Exercise goal:
Retype every entry in its entirety, without alteration.
** Start Material **
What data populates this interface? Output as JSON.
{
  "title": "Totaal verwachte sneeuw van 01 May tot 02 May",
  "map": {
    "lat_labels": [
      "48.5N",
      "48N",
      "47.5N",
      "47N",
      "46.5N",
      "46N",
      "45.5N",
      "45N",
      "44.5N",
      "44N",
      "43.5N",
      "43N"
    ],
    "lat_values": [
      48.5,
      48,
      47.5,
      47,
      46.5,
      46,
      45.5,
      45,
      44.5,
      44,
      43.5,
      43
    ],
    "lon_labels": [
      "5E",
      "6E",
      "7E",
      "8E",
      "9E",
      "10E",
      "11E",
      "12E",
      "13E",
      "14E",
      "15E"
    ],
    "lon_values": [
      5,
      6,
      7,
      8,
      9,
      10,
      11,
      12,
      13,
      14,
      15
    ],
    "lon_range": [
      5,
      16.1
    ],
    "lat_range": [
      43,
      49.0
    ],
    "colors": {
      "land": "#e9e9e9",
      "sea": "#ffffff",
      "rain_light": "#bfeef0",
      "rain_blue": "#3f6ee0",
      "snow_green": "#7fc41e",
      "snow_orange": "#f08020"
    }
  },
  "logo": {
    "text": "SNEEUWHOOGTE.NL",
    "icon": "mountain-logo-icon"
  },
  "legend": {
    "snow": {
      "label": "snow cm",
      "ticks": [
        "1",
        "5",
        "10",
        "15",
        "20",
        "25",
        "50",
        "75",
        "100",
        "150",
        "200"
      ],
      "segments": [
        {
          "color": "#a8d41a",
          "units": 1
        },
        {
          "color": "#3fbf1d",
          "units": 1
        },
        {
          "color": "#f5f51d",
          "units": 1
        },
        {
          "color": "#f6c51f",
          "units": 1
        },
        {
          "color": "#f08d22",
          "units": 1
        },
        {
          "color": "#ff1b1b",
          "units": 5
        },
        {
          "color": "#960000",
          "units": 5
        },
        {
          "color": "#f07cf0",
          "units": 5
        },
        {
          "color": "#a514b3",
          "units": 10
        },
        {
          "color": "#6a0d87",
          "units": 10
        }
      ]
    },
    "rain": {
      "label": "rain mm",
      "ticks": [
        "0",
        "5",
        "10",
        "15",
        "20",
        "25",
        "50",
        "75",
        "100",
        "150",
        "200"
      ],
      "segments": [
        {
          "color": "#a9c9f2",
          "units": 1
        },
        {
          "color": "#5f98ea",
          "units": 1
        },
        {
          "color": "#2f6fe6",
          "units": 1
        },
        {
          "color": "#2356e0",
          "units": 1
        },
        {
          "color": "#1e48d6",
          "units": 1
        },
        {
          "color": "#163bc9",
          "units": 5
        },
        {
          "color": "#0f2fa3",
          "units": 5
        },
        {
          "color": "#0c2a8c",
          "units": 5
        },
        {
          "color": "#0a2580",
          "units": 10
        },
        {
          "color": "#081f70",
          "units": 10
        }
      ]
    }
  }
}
** End Material **
Response to this exercise:
What data populates this interface? Output as JSON.
{
  "title": "Totaal verwachte sneeuw van 01 May tot 02 May",
  "map": {
    "lat_labels": [
      "48.5N",
      "48N",
      "47.5N",
      "47N",
      "46.5N",
      "46N",
      "45.5N",
      "45N",
      "44.5N",
      "44N",
      "43.5N",
      "43N"
    ],
    "lat_values": [
      48.5,
      48,
      47.5,
      47,
      46.5,
      46,
      45.5,
      45,
      44.5,
      44,
      43.5,
      43
    ],
    "lon_labels": [
      "5E",
      "6E",
      "7E",
      "8E",
      "9E",
      "10E",
      "11E",
      "12E",
      "13E",
      "14E",
      "15E"
    ],
    "lon_values": [
      5,
      6,
      7,
      8,
      9,
      10,
      11,
      12,
      13,
      14,
      15
    ],
    "lon_range": [
      5,
      16.1
    ],
    "lat_range": [
      43,
      49.0
    ],
    "colors": {
      "land": "#e9e9e9",
      "sea": "#ffffff",
      "rain_light": "#bfeef0",
      "rain_blue": "#3f6ee0",
      "snow_green": "#7fc41e",
      "snow_orange": "#f08020"
    }
  },
  "logo": {
    "text": "SNEEUWHOOGTE.NL",
    "icon": "mountain-logo-icon"
  },
  "legend": {
    "snow": {
      "label": "snow cm",
      "ticks": [
        "1",
        "5",
        "10",
        "15",
        "20",
        "25",
        "50",
        "75",
        "100",
        "150",
        "200"
      ],
      "segments": [
        {
          "color": "#a8d41a",
          "units": 1
        },
        {
          "color": "#3fbf1d",
          "units": 1
        },
        {
          "color": "#f5f51d",
          "units": 1
        },
        {
          "color": "#f6c51f",
          "units": 1
        },
        {
          "color": "#f08d22",
          "units": 1
        },
        {
          "color": "#ff1b1b",
          "units": 5
        },
        {
          "color": "#960000",
          "units": 5
        },
        {
          "color": "#f07cf0",
          "units": 5
        },
        {
          "color": "#a514b3",
          "units": 10
        },
        {
          "color": "#6a0d87",
          "units": 10
        }
      ]
    },
    "rain": {
      "label": "rain mm",
      "ticks": [
        "0",
        "5",
        "10",
        "15",
        "20",
        "25",
        "50",
        "75",
        "100",
        "150",
        "200"
      ],
      "segments": [
        {
          "color": "#a9c9f2",
          "units": 1
        },
        {
          "color": "#5f98ea",
          "units": 1
        },
        {
          "color": "#2f6fe6",
          "units": 1
        },
        {
          "color": "#2356e0",
          "units": 1
        },
        {
          "color": "#1e48d6",
          "units": 1
        },
        {
          "color": "#163bc9",
          "units": 5
        },
        {
          "color": "#0f2fa3",
          "units": 5
        },
        {
          "color": "#0c2a8c",
          "units": 5
        },
        {
          "color": "#0a2580",
          "units": 10
        },
        {
          "color": "#081f70",
          "units": 10
        }
      ]
    }
  }
}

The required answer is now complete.